* begin *

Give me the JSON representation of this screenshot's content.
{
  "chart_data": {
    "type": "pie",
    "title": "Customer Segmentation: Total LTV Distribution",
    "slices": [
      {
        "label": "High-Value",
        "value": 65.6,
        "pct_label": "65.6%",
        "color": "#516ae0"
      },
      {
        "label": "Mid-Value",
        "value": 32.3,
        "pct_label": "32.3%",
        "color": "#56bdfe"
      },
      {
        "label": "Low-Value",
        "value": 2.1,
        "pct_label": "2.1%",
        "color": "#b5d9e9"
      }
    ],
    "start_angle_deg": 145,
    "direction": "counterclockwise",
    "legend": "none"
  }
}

* end *

Instructions for the task
Print all of the entries exactly as they are written.

Reply
Give me the JSON representation of this screenshot's content.
{
  "chart_data": {
    "type": "pie",
    "title": "Customer Segmentation: Total LTV Distribution",
    "slices": [
      {
        "label": "High-Value",
        "value": 65.6,
        "pct_label": "65.6%",
        "color": "#516ae0"
      },
      {
        "label": "Mid-Value",
        "value": 32.3,
        "pct_label": "32.3%",
        "color": "#56bdfe"
      },
      {
        "label": "Low-Value",
        "value": 2.1,
        "pct_label": "2.1%",
        "color": "#b5d9e9"
      }
    ],
    "start_angle_deg": 145,
    "direction": "counterclockwise",
    "legend": "none"
  }
}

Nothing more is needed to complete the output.